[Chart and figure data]
** start **

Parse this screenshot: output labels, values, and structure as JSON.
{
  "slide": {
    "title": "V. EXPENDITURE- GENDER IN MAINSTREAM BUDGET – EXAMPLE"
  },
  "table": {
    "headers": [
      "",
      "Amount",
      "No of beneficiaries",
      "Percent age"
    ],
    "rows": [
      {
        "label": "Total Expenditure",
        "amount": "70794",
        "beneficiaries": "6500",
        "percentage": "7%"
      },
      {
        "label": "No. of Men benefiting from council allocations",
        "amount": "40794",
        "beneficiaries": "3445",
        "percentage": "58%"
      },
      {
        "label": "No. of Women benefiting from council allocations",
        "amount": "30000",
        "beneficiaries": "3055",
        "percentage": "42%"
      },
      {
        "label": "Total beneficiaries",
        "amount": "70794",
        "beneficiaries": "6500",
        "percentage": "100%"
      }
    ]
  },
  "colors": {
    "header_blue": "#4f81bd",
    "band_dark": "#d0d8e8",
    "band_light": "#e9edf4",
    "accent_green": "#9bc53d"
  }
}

** end **

Set down each entry again, unchanged.

◆ Written solution ◆
Parse this screenshot: output labels, values, and structure as JSON.
{
  "slide": {
    "title": "V. EXPENDITURE- GENDER IN MAINSTREAM BUDGET – EXAMPLE"
  },
  "table": {
    "headers": [
      "",
      "Amount",
      "No of beneficiaries",
      "Percent age"
    ],
    "rows": [
      {
        "label": "Total Expenditure",
        "amount": "70794",
        "beneficiaries": "6500",
        "percentage": "7%"
      },
      {
        "label": "No. of Men benefiting from council allocations",
        "amount": "40794",
        "beneficiaries": "3445",
        "percentage": "58%"
      },
      {
        "label": "No. of Women benefiting from council allocations",
        "amount": "30000",
        "beneficiaries": "3055",
        "percentage": "42%"
      },
      {
        "label": "Total beneficiaries",
        "amount": "70794",
        "beneficiaries": "6500",
        "percentage": "100%"
      }
    ]
  },
  "colors": {
    "header_blue": "#4f81bd",
    "band_dark": "#d0d8e8",
    "band_light": "#e9edf4",
    "accent_green": "#9bc53d"
  }
}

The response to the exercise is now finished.